Written request: Copy out the data below verbatim.

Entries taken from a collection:

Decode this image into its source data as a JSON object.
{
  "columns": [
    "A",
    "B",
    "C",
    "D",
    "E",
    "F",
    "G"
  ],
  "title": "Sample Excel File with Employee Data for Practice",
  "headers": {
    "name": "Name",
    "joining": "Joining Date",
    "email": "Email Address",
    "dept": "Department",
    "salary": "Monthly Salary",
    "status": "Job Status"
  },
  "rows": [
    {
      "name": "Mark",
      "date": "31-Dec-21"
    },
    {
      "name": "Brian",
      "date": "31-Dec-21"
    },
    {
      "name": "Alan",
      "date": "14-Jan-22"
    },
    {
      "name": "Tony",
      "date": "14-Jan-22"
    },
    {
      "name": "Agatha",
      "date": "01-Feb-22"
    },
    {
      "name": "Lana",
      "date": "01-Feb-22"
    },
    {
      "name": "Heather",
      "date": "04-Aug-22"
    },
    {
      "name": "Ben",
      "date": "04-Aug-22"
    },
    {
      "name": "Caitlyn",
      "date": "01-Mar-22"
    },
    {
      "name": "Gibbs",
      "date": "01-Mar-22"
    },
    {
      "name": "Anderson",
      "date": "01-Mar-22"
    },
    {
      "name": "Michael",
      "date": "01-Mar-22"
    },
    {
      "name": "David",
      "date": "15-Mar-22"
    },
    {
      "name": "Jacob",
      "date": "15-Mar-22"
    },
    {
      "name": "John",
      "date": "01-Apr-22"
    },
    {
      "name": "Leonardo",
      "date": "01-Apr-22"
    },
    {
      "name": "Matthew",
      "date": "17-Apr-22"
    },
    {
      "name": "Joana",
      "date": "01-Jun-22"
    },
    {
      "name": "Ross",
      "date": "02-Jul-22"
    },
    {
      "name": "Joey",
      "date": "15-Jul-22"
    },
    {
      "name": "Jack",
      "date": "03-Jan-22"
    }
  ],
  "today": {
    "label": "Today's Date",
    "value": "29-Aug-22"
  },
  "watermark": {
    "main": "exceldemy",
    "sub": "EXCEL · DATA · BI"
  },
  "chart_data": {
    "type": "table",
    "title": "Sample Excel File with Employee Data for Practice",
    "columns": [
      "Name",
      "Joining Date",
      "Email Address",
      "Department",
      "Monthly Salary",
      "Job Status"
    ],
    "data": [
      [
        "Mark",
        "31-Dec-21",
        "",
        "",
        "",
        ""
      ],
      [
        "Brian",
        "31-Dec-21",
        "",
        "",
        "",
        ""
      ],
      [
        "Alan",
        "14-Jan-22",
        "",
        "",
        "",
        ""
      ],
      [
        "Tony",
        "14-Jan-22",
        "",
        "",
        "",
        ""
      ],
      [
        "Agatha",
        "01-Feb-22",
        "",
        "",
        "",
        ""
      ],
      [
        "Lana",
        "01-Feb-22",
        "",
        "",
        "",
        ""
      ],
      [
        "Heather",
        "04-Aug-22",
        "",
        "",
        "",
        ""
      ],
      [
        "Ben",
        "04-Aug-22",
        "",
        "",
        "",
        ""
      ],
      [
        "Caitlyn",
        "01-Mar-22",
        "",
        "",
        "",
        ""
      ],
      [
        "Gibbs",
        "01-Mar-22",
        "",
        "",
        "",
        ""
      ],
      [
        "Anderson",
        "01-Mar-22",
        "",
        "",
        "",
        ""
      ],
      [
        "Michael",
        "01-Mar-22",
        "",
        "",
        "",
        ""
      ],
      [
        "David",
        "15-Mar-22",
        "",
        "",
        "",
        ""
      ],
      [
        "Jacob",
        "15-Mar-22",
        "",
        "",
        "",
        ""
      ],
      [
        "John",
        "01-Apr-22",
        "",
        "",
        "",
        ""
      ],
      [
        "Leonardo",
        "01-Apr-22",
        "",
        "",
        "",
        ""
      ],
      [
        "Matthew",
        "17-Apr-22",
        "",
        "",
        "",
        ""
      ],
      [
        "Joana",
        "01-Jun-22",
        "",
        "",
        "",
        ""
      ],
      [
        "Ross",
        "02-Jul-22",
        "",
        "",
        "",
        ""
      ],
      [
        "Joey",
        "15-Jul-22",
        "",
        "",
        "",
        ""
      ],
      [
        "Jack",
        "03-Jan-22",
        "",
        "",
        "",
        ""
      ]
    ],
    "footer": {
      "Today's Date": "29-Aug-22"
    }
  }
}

Solution below:
Decode this image into its source data as a JSON object.
{
  "columns": [
    "A",
    "B",
    "C",
    "D",
    "E",
    "F",
    "G"
  ],
  "title": "Sample Excel File with Employee Data for Practice",
  "headers": {
    "name": "Name",
    "joining": "Joining Date",
    "email": "Email Address",
    "dept": "Department",
    "salary": "Monthly Salary",
    "status": "Job Status"
  },
  "rows": [
    {
      "name": "Mark",
      "date": "31-Dec-21"
    },
    {
      "name": "Brian",
      "date": "31-Dec-21"
    },
    {
      "name": "Alan",
      "date": "14-Jan-22"
    },
    {
      "name": "Tony",
      "date": "14-Jan-22"
    },
    {
      "name": "Agatha",
      "date": "01-Feb-22"
    },
    {
      "name": "Lana",
      "date": "01-Feb-22"
    },
    {
      "name": "Heather",
      "date": "04-Aug-22"
    },
    {
      "name": "Ben",
      "date": "04-Aug-22"
    },
    {
      "name": "Caitlyn",
      "date": "01-Mar-22"
    },
    {
      "name": "Gibbs",
      "date": "01-Mar-22"
    },
    {
      "name": "Anderson",
      "date": "01-Mar-22"
    },
    {
      "name": "Michael",
      "date": "01-Mar-22"
    },
    {
      "name": "David",
      "date": "15-Mar-22"
    },
    {
      "name": "Jacob",
      "date": "15-Mar-22"
    },
    {
      "name": "John",
      "date": "01-Apr-22"
    },
    {
      "name": "Leonardo",
      "date": "01-Apr-22"
    },
    {
      "name": "Matthew",
      "date": "17-Apr-22"
    },
    {
      "name": "Joana",
      "date": "01-Jun-22"
    },
    {
      "name": "Ross",
      "date": "02-Jul-22"
    },
    {
      "name": "Joey",
      "date": "15-Jul-22"
    },
    {
      "name": "Jack",
      "date": "03-Jan-22"
    }
  ],
  "today": {
    "label": "Today's Date",
    "value": "29-Aug-22"
  },
  "watermark": {
    "main": "exceldemy",
    "sub": "EXCEL · DATA · BI"
  },
  "chart_data": {
    "type": "table",
    "title": "Sample Excel File with Employee Data for Practice",
    "columns": [
      "Name",
      "Joining Date",
      "Email Address",
      "Department",
      "Monthly Salary",
      "Job Status"
    ],
    "data": [
      [
        "Mark",
        "31-Dec-21",
        "",
        "",
        "",
        ""
      ],
      [
        "Brian",
        "31-Dec-21",
        "",
        "",
        "",
        ""
      ],
      [
        "Alan",
        "14-Jan-22",
        "",
        "",
        "",
        ""
      ],
      [
        "Tony",
        "14-Jan-22",
        "",
        "",
        "",
        ""
      ],
      [
        "Agatha",
        "01-Feb-22",
        "",
        "",
        "",
        ""
      ],
      [
        "Lana",
        "01-Feb-22",
        "",
        "",
        "",
        ""
      ],
      [
        "Heather",
        "04-Aug-22",
        "",
        "",
        "",
        ""
      ],
      [
        "Ben",
        "04-Aug-22",
        "",
        "",
        "",
        ""
      ],
      [
        "Caitlyn",
        "01-Mar-22",
        "",
        "",
        "",
        ""
      ],
      [
        "Gibbs",
        "01-Mar-22",
        "",
        "",
        "",
        ""
      ],
      [
        "Anderson",
        "01-Mar-22",
        "",
        "",
        "",
        ""
      ],
      [
        "Michael",
        "01-Mar-22",
        "",
        "",
        "",
        ""
      ],
      [
        "David",
        "15-Mar-22",
        "",
        "",
        "",
        ""
      ],
      [
        "Jacob",
        "15-Mar-22",
        "",
        "",
        "",
        ""
      ],
      [
        "John",
        "01-Apr-22",
        "",
        "",
        "",
        ""
      ],
      [
        "Leonardo",
        "01-Apr-22",
        "",
        "",
        "",
        ""
      ],
      [
        "Matthew",
        "17-Apr-22",
        "",
        "",
        "",
        ""
      ],
      [
        "Joana",
        "01-Jun-22",
        "",
        "",
        "",
        ""
      ],
      [
        "Ross",
        "02-Jul-22",
        "",
        "",
        "",
        ""
      ],
      [
        "Joey",
        "15-Jul-22",
        "",
        "",
        "",
        ""
      ],
      [
        "Jack",
        "03-Jan-22",
        "",
        "",
        "",
        ""
      ]
    ],
    "footer": {
      "Today's Date": "29-Aug-22"
    }
  }
}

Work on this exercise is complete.